§ SOURCE DOCUMENT:
^^^^
The Spaniards know how to play!! Even Beckham knows...that's why he went off to Real Madrid even though he was substitute!


----------



## Arsenal_Gunners (Apr 3, 2007)

^^He was SOLD by SAF
well this is another topic for another time


----------



## faraaz (Apr 3, 2007)

Yes, I know Vimal...but then, I hate Beckham and I love exaggerating so I can make fun of him and all other Pommies!!


----------



## pra_2006 (Apr 6, 2007)

Well i think rahul dravid should be the captain of india till 2011WC becaz he is fit more than daddu or 10du or if they want young team then it should be yuvraj singh only and all other r assholes


----------



## harmu.com (Apr 8, 2007)

pra_2006 said:
			
		

> Well i think rahul dravid should be the captain of india till 2011WC becaz he is fit more than daddu or 10du


 
sure, dravid is more fit then anyone. but then this time we are out in the first round, and then we will be out before the round starts!!  

dravid is a losing captain, saurav has won matches for india, he is the best captain.

people should be ashamed before supporting dravid the loser!! he was crying  india lost in the first round, lol, dravid is a big loser 

sachin has atitude problem, can you take that, greg told, sachin has atitude problems. sachin is mafia  it is better that greg has gone. now indian cricket will be peaceful.

saurav took india to finals, dravid and sachin is no good as captains, they can't even take the team to super8 

saurav ganguly is the best captain, and there is no comparisions of him  
cheers!!


----------
^^^^
§ CHALLENGE 1: Reproduce the passage of the forum thread that opens with the words containing "The Spaniards know" and closes with "Arsenal_Gunners (Apr 3, 2007)".
§ CHALLENGE 2: For each statement, answer yes or no on whether it agrees with the forum thread, and quote the deciding words: (a) Arsenal_Gunners writes that Beckham was sold by SAF. (b) harmu.com writes that Dravid took India to the finals. (c) faraaz writes of loving Beckham.
Answer using only the forum thread.

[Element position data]
^^^^
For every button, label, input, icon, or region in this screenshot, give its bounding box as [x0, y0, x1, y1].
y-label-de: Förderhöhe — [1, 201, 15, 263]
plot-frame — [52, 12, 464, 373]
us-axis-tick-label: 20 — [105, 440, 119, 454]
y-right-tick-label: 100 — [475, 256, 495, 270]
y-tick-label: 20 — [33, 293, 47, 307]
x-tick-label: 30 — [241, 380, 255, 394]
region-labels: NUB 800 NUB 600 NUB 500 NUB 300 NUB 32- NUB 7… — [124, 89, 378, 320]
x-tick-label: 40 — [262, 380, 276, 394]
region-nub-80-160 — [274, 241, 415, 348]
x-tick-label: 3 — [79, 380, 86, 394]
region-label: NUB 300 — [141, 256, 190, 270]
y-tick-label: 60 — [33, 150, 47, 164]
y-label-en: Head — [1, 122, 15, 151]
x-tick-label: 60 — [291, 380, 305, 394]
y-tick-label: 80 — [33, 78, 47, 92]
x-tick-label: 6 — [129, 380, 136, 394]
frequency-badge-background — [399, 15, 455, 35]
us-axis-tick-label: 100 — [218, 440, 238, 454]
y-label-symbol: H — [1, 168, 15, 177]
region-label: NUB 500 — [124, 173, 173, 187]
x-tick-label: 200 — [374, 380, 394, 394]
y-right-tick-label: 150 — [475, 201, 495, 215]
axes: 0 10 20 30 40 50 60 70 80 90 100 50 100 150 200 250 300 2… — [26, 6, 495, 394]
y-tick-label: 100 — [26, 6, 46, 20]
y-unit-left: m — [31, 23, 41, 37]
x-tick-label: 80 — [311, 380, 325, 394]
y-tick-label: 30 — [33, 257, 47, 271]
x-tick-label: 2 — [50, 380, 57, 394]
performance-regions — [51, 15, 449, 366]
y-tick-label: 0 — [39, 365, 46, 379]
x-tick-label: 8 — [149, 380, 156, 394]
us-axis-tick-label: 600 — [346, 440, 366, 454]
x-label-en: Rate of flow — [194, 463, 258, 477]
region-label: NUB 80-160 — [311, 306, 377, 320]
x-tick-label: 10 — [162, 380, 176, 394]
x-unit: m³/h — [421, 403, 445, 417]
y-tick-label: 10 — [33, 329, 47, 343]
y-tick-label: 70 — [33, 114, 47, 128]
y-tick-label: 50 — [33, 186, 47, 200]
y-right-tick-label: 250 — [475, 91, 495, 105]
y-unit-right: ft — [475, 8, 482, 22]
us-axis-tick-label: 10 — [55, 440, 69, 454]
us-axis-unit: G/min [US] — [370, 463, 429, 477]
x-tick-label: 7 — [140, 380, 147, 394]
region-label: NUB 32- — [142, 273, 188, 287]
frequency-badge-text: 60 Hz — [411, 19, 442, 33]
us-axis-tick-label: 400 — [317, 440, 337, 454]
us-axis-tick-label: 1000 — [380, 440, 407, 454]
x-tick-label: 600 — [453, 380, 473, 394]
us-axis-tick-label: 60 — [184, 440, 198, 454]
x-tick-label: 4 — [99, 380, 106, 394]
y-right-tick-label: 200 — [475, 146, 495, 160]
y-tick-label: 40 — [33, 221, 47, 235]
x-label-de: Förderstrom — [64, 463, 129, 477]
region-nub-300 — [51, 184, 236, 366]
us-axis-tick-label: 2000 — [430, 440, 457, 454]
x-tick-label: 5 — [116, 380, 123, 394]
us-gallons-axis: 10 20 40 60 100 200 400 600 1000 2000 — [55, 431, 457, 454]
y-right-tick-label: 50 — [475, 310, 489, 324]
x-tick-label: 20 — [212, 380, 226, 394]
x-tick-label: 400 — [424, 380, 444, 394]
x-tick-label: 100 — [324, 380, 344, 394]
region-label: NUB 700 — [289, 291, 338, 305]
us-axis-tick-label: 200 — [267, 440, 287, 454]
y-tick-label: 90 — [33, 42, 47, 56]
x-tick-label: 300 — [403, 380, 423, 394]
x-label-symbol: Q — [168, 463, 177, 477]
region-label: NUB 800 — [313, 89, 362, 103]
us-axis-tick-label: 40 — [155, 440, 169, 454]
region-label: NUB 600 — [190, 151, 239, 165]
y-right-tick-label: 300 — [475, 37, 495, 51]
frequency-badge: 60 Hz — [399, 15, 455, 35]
^^^^
§ TASK SOLUTION 1:
The Spaniards know how to play!! Even Beckham knows...that's why he went off to Real Madrid even though he was substitute!


----------



## Arsenal_Gunners (Apr 3, 2007)

§ TASK SOLUTION 2:
(a) Yes: "He was SOLD by SAF"
(b) No: "saurav took india to finals, dravid and sachin is no good as captains"
(c) No: "I hate Beckham"